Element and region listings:
+--

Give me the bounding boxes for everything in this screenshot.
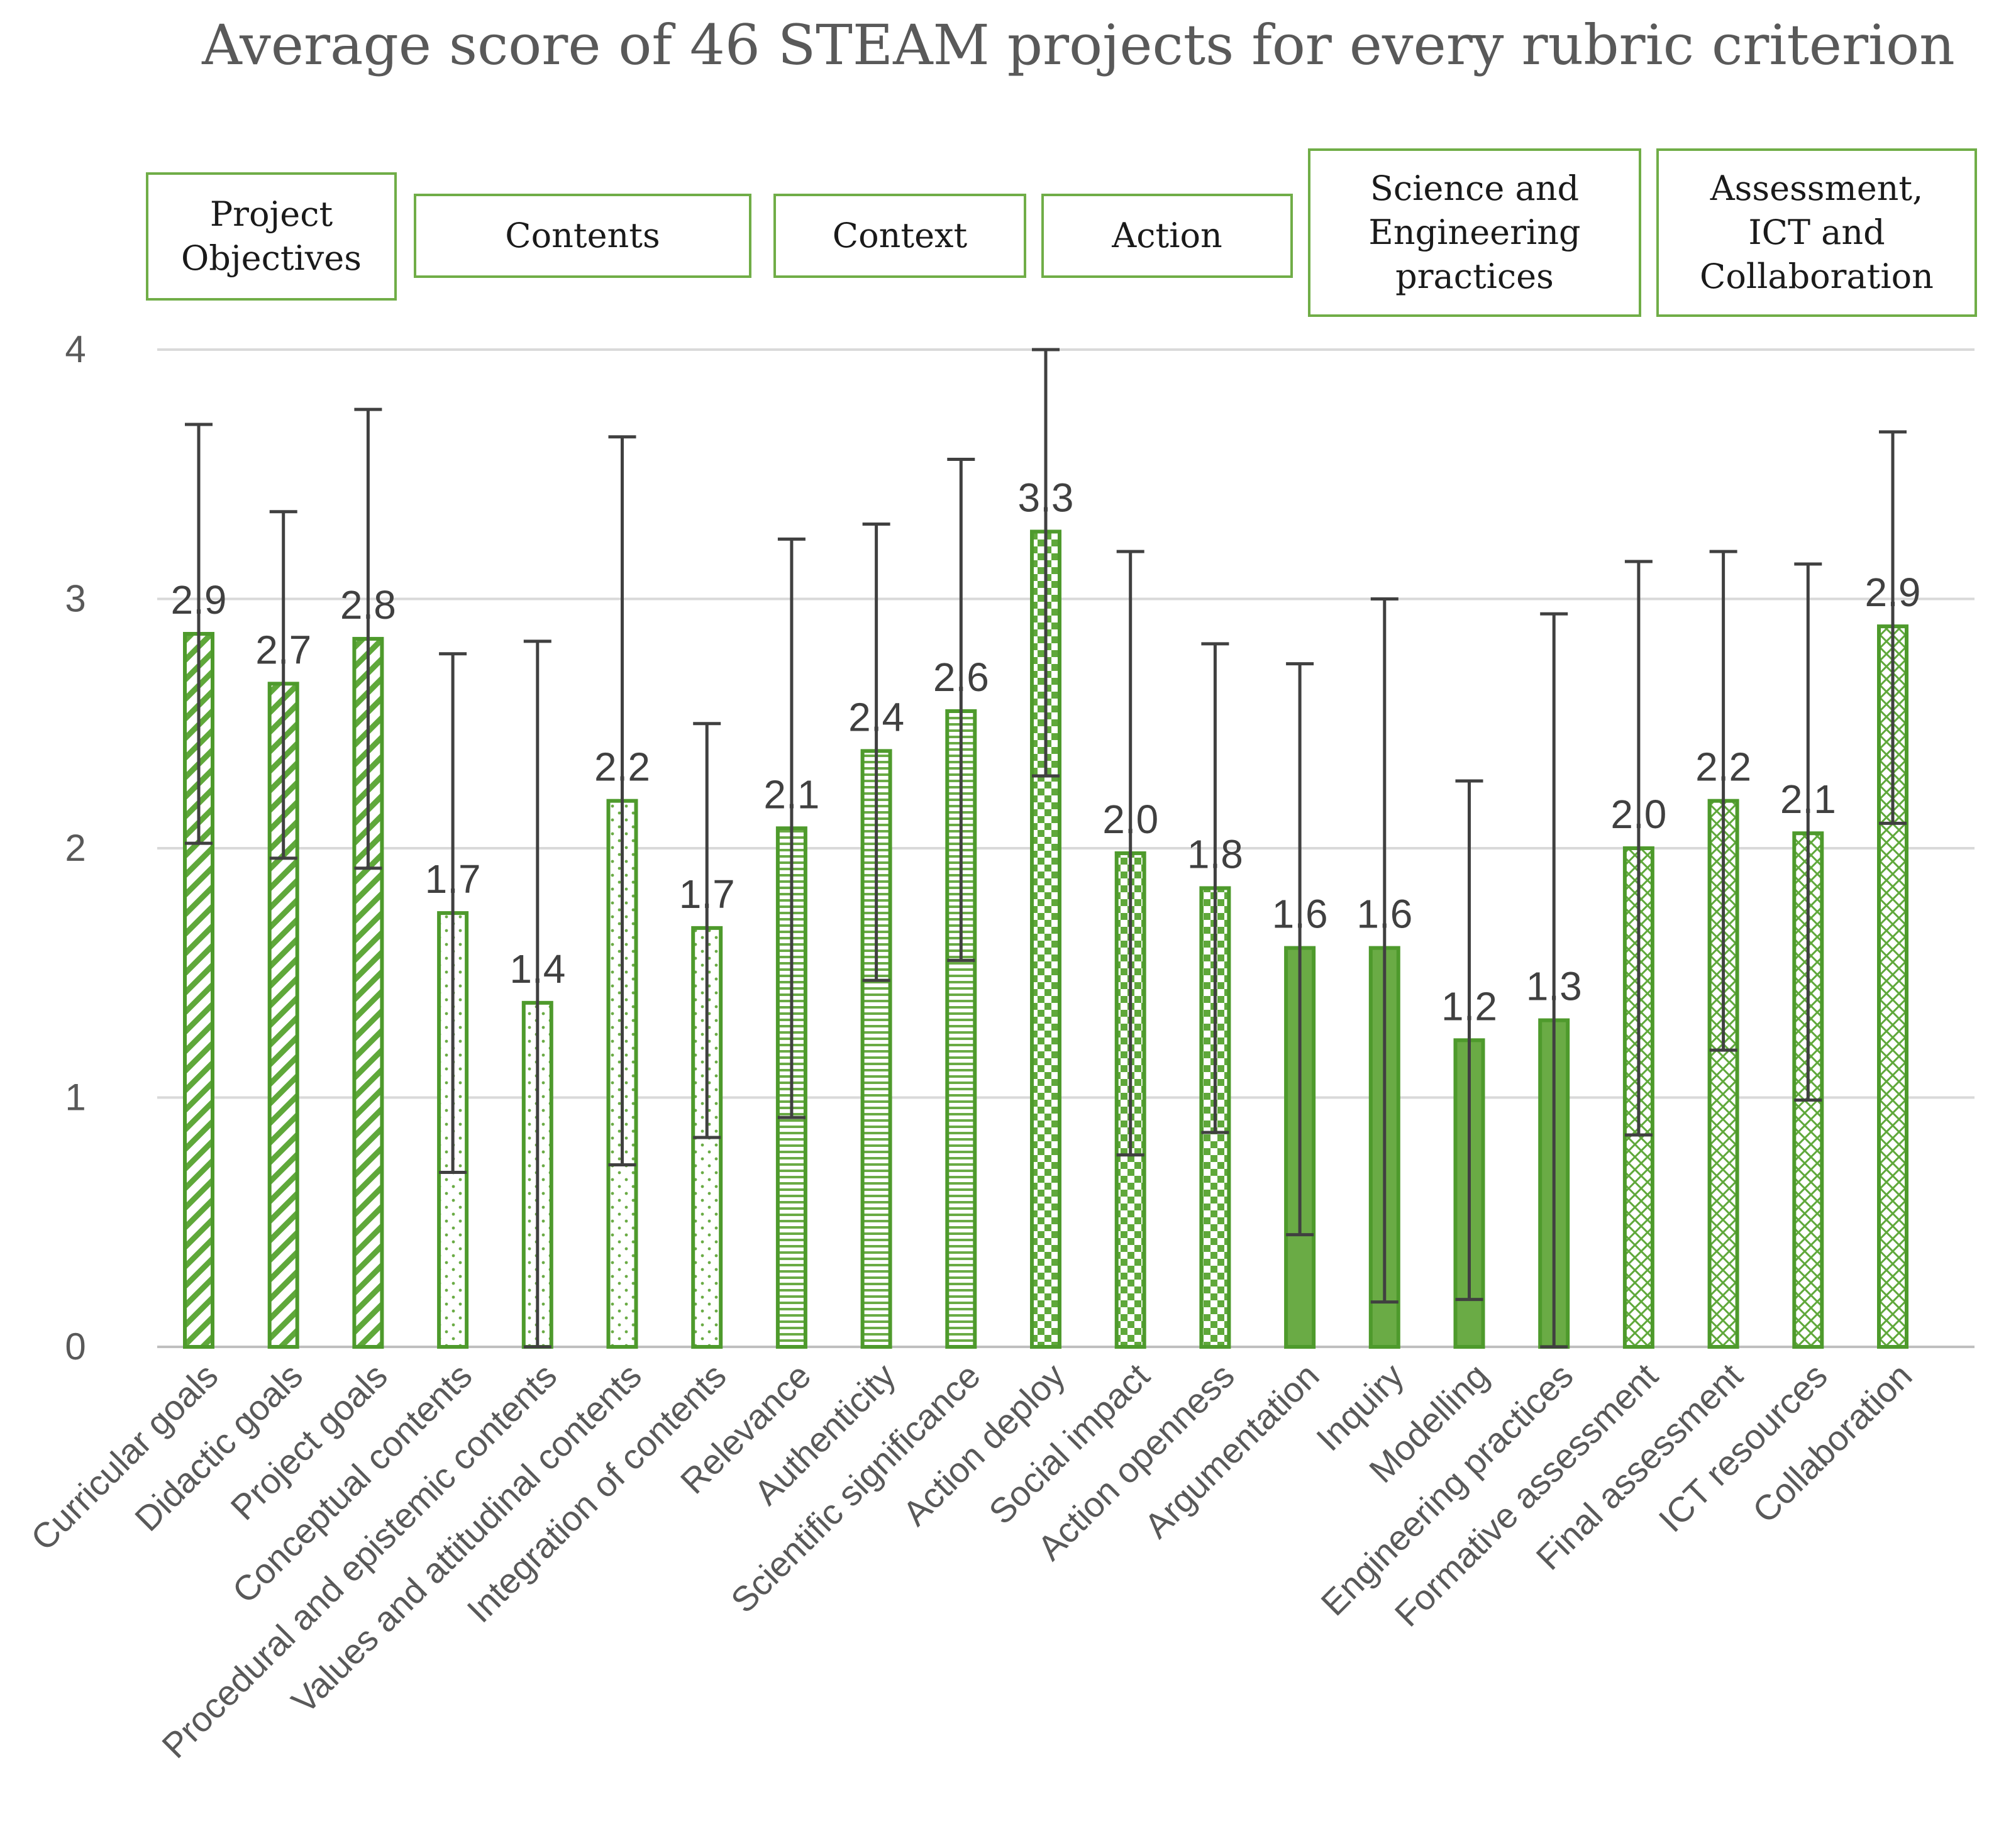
data-label-8: 2.1 xyxy=(763,772,819,817)
error-bar-7 xyxy=(693,722,721,1139)
data-label-19: 2.2 xyxy=(1695,744,1751,790)
y-tick-label: 4 xyxy=(65,328,86,370)
group-label-text: Objectives xyxy=(181,238,362,278)
group-label-text: Engineering xyxy=(1368,213,1580,252)
group-label-2: Contents xyxy=(414,194,751,278)
error-bar-19 xyxy=(1709,550,1737,1052)
group-label-text: Assessment, xyxy=(1710,169,1924,208)
bar-10 xyxy=(945,709,977,1349)
data-label-18: 2.0 xyxy=(1610,792,1666,837)
group-label-4: Action xyxy=(1041,194,1293,278)
data-label-14: 1.6 xyxy=(1272,892,1328,937)
y-tick-label: 2 xyxy=(65,827,86,869)
group-label-text: practices xyxy=(1395,257,1554,296)
error-bar-13 xyxy=(1201,642,1229,1134)
error-bar-14 xyxy=(1286,662,1314,1237)
data-label-15: 1.6 xyxy=(1356,892,1412,937)
group-label-3: Context xyxy=(773,194,1026,278)
data-label-5: 1.4 xyxy=(509,946,565,992)
group-box xyxy=(773,194,1026,278)
group-label-text: Contents xyxy=(505,216,660,255)
y-tick-label: 1 xyxy=(65,1076,86,1119)
error-bar-11 xyxy=(1032,348,1060,778)
error-bar-20 xyxy=(1794,562,1822,1102)
error-bar-18 xyxy=(1624,560,1653,1137)
group-box xyxy=(146,172,397,301)
group-label-text: Context xyxy=(833,216,968,255)
error-bar-15 xyxy=(1370,597,1399,1304)
data-label-12: 2.0 xyxy=(1102,797,1158,842)
data-label-10: 2.6 xyxy=(933,655,989,700)
data-label-2: 2.7 xyxy=(255,627,311,672)
data-label-7: 1.7 xyxy=(679,871,735,917)
chart-title: Average score of 46 STEAM projects for e… xyxy=(201,13,1955,77)
y-axis-ticks: 0 1 2 3 4 xyxy=(65,328,86,1368)
error-bar-5 xyxy=(523,639,551,1349)
data-label-20: 2.1 xyxy=(1780,777,1836,822)
data-label-17: 1.3 xyxy=(1526,964,1582,1009)
error-bar-21 xyxy=(1879,430,1907,825)
error-bar-16 xyxy=(1455,779,1483,1302)
bar-14 xyxy=(1284,946,1316,1349)
error-bar-3 xyxy=(354,407,382,870)
error-bar-17 xyxy=(1540,612,1568,1349)
group-box xyxy=(1656,148,1977,317)
data-labels: 2.9 2.7 2.8 1.7 1.4 2.2 1.7 2.1 2.4 2.6 3.3 2.0 1.8 1… xyxy=(171,475,1921,1029)
data-label-9: 2.4 xyxy=(848,694,904,739)
group-box xyxy=(1308,148,1641,317)
data-label-13: 1.8 xyxy=(1187,831,1243,877)
error-bar-8 xyxy=(777,537,806,1119)
error-bar-6 xyxy=(608,435,636,1167)
data-label-21: 2.9 xyxy=(1865,570,1921,615)
error-bar-10 xyxy=(947,457,975,962)
group-label-6: Assessment, ICT and Collaboration xyxy=(1656,148,1977,317)
group-box xyxy=(1041,194,1293,278)
group-label-text: Science and xyxy=(1370,169,1579,208)
data-label-6: 2.2 xyxy=(594,744,650,790)
error-bar-4 xyxy=(439,652,467,1174)
error-bar-1 xyxy=(185,423,213,845)
error-bar-9 xyxy=(862,523,890,982)
y-tick-label: 0 xyxy=(65,1325,86,1368)
data-label-1: 2.9 xyxy=(171,577,227,622)
error-bar-12 xyxy=(1116,550,1144,1157)
data-label-11: 3.3 xyxy=(1018,475,1074,520)
group-label-text: Project xyxy=(210,194,333,234)
data-label-3: 2.8 xyxy=(340,582,396,628)
data-label-4: 1.7 xyxy=(425,856,481,902)
data-label-16: 1.2 xyxy=(1441,983,1497,1029)
group-label-text: ICT and xyxy=(1748,213,1885,252)
error-bars xyxy=(185,348,1907,1349)
y-tick-label: 3 xyxy=(65,578,86,620)
group-label-text: Collaboration xyxy=(1700,257,1934,296)
group-label-text: Action xyxy=(1111,216,1222,255)
group-label-5: Science and Engineering practices xyxy=(1308,148,1641,317)
error-bar-2 xyxy=(269,510,297,860)
group-box xyxy=(414,194,751,278)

+--

Stated problem
Please pick out and copy every line of the items above that contains the word "Collaboration", treating case as significant.

Written response
group-label-6: Assessment, ICT and Collaboration xyxy=(1656,148,1977,317)
group-label-text: Collaboration xyxy=(1700,257,1934,296)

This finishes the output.